- [Entries provided]:
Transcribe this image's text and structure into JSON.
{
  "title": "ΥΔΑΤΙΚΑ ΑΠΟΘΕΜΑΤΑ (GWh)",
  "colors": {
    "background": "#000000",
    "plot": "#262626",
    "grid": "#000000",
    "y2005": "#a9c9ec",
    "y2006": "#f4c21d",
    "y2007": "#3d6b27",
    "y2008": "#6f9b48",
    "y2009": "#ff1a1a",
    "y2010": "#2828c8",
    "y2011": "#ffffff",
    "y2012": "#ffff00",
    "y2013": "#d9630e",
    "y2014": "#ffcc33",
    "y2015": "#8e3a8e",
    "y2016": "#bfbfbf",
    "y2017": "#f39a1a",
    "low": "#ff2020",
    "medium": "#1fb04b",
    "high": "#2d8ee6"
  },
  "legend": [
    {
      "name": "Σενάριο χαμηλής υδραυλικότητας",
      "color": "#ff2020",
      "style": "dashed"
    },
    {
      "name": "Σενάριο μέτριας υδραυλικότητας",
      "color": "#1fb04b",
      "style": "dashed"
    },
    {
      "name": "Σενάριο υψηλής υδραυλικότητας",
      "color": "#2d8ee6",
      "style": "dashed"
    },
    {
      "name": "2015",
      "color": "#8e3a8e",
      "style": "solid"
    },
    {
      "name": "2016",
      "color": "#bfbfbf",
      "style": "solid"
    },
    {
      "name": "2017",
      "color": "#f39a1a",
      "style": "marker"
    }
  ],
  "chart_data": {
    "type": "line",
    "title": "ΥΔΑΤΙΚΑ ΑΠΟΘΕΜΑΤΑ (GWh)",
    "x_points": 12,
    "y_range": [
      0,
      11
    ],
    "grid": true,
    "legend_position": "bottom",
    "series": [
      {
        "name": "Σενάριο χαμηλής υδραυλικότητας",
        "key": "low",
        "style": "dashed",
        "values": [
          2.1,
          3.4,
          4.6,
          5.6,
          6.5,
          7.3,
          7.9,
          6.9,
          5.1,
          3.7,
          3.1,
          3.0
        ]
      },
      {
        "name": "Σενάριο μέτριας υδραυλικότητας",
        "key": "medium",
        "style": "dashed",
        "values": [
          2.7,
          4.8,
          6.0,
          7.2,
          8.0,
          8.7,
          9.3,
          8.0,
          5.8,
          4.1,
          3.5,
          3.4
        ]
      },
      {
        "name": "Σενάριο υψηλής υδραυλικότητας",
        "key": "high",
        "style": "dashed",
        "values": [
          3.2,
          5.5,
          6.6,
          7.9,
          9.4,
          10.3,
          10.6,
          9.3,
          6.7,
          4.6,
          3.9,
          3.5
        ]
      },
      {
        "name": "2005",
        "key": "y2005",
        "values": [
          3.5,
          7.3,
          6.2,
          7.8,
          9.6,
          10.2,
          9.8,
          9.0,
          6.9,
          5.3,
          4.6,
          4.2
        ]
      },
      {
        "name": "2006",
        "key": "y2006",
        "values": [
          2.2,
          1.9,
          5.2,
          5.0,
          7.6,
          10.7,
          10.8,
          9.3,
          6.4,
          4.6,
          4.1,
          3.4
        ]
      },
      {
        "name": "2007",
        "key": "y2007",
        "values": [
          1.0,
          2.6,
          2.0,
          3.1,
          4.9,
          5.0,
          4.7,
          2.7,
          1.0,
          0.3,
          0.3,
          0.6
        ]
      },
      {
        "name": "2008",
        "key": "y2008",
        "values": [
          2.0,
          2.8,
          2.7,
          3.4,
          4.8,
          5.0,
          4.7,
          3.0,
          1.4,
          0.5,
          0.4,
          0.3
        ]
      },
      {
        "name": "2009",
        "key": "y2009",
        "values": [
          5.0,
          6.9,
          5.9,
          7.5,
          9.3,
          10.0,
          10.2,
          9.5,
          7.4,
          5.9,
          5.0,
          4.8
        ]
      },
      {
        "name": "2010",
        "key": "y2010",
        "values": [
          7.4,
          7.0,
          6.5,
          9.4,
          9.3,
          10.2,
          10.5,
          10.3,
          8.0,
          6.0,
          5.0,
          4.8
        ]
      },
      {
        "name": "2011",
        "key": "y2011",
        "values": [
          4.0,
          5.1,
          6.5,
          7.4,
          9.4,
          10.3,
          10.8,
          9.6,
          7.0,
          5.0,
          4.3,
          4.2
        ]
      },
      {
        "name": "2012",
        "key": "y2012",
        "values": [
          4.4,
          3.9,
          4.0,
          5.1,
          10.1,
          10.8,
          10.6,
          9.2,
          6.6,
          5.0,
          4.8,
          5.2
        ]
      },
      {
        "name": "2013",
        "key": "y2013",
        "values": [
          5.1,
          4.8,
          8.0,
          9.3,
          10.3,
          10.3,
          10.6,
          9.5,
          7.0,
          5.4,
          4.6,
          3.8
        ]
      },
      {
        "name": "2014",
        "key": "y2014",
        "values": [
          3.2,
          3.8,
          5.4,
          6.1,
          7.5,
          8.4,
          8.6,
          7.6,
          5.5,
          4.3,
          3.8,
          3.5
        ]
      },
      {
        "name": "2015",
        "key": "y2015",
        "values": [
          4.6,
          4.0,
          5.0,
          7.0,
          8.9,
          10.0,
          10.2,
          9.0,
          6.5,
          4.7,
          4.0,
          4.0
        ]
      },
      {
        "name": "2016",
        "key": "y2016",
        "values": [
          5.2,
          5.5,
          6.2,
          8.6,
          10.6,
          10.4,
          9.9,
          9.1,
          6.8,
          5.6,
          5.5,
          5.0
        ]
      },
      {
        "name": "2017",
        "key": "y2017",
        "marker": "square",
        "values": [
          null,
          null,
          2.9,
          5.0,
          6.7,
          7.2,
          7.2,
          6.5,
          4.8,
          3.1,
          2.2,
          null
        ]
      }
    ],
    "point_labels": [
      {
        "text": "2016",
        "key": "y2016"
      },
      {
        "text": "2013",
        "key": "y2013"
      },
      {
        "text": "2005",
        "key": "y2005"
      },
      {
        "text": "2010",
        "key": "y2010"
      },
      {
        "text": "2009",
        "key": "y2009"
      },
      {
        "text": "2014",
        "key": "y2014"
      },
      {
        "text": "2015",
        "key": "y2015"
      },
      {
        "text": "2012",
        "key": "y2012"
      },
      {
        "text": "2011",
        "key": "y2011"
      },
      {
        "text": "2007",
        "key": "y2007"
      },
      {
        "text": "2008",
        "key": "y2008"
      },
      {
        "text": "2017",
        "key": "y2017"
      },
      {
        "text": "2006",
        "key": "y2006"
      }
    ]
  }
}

- [Aim of the exercise]:
Repeat all of the records above exactly as written.

- [Full answer]:
Transcribe this image's text and structure into JSON.
{
  "title": "ΥΔΑΤΙΚΑ ΑΠΟΘΕΜΑΤΑ (GWh)",
  "colors": {
    "background": "#000000",
    "plot": "#262626",
    "grid": "#000000",
    "y2005": "#a9c9ec",
    "y2006": "#f4c21d",
    "y2007": "#3d6b27",
    "y2008": "#6f9b48",
    "y2009": "#ff1a1a",
    "y2010": "#2828c8",
    "y2011": "#ffffff",
    "y2012": "#ffff00",
    "y2013": "#d9630e",
    "y2014": "#ffcc33",
    "y2015": "#8e3a8e",
    "y2016": "#bfbfbf",
    "y2017": "#f39a1a",
    "low": "#ff2020",
    "medium": "#1fb04b",
    "high": "#2d8ee6"
  },
  "legend": [
    {
      "name": "Σενάριο χαμηλής υδραυλικότητας",
      "color": "#ff2020",
      "style": "dashed"
    },
    {
      "name": "Σενάριο μέτριας υδραυλικότητας",
      "color": "#1fb04b",
      "style": "dashed"
    },
    {
      "name": "Σενάριο υψηλής υδραυλικότητας",
      "color": "#2d8ee6",
      "style": "dashed"
    },
    {
      "name": "2015",
      "color": "#8e3a8e",
      "style": "solid"
    },
    {
      "name": "2016",
      "color": "#bfbfbf",
      "style": "solid"
    },
    {
      "name": "2017",
      "color": "#f39a1a",
      "style": "marker"
    }
  ],
  "chart_data": {
    "type": "line",
    "title": "ΥΔΑΤΙΚΑ ΑΠΟΘΕΜΑΤΑ (GWh)",
    "x_points": 12,
    "y_range": [
      0,
      11
    ],
    "grid": true,
    "legend_position": "bottom",
    "series": [
      {
        "name": "Σενάριο χαμηλής υδραυλικότητας",
        "key": "low",
        "style": "dashed",
        "values": [
          2.1,
          3.4,
          4.6,
          5.6,
          6.5,
          7.3,
          7.9,
          6.9,
          5.1,
          3.7,
          3.1,
          3.0
        ]
      },
      {
        "name": "Σενάριο μέτριας υδραυλικότητας",
        "key": "medium",
        "style": "dashed",
        "values": [
          2.7,
          4.8,
          6.0,
          7.2,
          8.0,
          8.7,
          9.3,
          8.0,
          5.8,
          4.1,
          3.5,
          3.4
        ]
      },
      {
        "name": "Σενάριο υψηλής υδραυλικότητας",
        "key": "high",
        "style": "dashed",
        "values": [
          3.2,
          5.5,
          6.6,
          7.9,
          9.4,
          10.3,
          10.6,
          9.3,
          6.7,
          4.6,
          3.9,
          3.5
        ]
      },
      {
        "name": "2005",
        "key": "y2005",
        "values": [
          3.5,
          7.3,
          6.2,
          7.8,
          9.6,
          10.2,
          9.8,
          9.0,
          6.9,
          5.3,
          4.6,
          4.2
        ]
      },
      {
        "name": "2006",
        "key": "y2006",
        "values": [
          2.2,
          1.9,
          5.2,
          5.0,
          7.6,
          10.7,
          10.8,
          9.3,
          6.4,
          4.6,
          4.1,
          3.4
        ]
      },
      {
        "name": "2007",
        "key": "y2007",
        "values": [
          1.0,
          2.6,
          2.0,
          3.1,
          4.9,
          5.0,
          4.7,
          2.7,
          1.0,
          0.3,
          0.3,
          0.6
        ]
      },
      {
        "name": "2008",
        "key": "y2008",
        "values": [
          2.0,
          2.8,
          2.7,
          3.4,
          4.8,
          5.0,
          4.7,
          3.0,
          1.4,
          0.5,
          0.4,
          0.3
        ]
      },
      {
        "name": "2009",
        "key": "y2009",
        "values": [
          5.0,
          6.9,
          5.9,
          7.5,
          9.3,
          10.0,
          10.2,
          9.5,
          7.4,
          5.9,
          5.0,
          4.8
        ]
      },
      {
        "name": "2010",
        "key": "y2010",
        "values": [
          7.4,
          7.0,
          6.5,
          9.4,
          9.3,
          10.2,
          10.5,
          10.3,
          8.0,
          6.0,
          5.0,
          4.8
        ]
      },
      {
        "name": "2011",
        "key": "y2011",
        "values": [
          4.0,
          5.1,
          6.5,
          7.4,
          9.4,
          10.3,
          10.8,
          9.6,
          7.0,
          5.0,
          4.3,
          4.2
        ]
      },
      {
        "name": "2012",
        "key": "y2012",
        "values": [
          4.4,
          3.9,
          4.0,
          5.1,
          10.1,
          10.8,
          10.6,
          9.2,
          6.6,
          5.0,
          4.8,
          5.2
        ]
      },
      {
        "name": "2013",
        "key": "y2013",
        "values": [
          5.1,
          4.8,
          8.0,
          9.3,
          10.3,
          10.3,
          10.6,
          9.5,
          7.0,
          5.4,
          4.6,
          3.8
        ]
      },
      {
        "name": "2014",
        "key": "y2014",
        "values": [
          3.2,
          3.8,
          5.4,
          6.1,
          7.5,
          8.4,
          8.6,
          7.6,
          5.5,
          4.3,
          3.8,
          3.5
        ]
      },
      {
        "name": "2015",
        "key": "y2015",
        "values": [
          4.6,
          4.0,
          5.0,
          7.0,
          8.9,
          10.0,
          10.2,
          9.0,
          6.5,
          4.7,
          4.0,
          4.0
        ]
      },
      {
        "name": "2016",
        "key": "y2016",
        "values": [
          5.2,
          5.5,
          6.2,
          8.6,
          10.6,
          10.4,
          9.9,
          9.1,
          6.8,
          5.6,
          5.5,
          5.0
        ]
      },
      {
        "name": "2017",
        "key": "y2017",
        "marker": "square",
        "values": [
          null,
          null,
          2.9,
          5.0,
          6.7,
          7.2,
          7.2,
          6.5,
          4.8,
          3.1,
          2.2,
          null
        ]
      }
    ],
    "point_labels": [
      {
        "text": "2016",
        "key": "y2016"
      },
      {
        "text": "2013",
        "key": "y2013"
      },
      {
        "text": "2005",
        "key": "y2005"
      },
      {
        "text": "2010",
        "key": "y2010"
      },
      {
        "text": "2009",
        "key": "y2009"
      },
      {
        "text": "2014",
        "key": "y2014"
      },
      {
        "text": "2015",
        "key": "y2015"
      },
      {
        "text": "2012",
        "key": "y2012"
      },
      {
        "text": "2011",
        "key": "y2011"
      },
      {
        "text": "2007",
        "key": "y2007"
      },
      {
        "text": "2008",
        "key": "y2008"
      },
      {
        "text": "2017",
        "key": "y2017"
      },
      {
        "text": "2006",
        "key": "y2006"
      }
    ]
  }
}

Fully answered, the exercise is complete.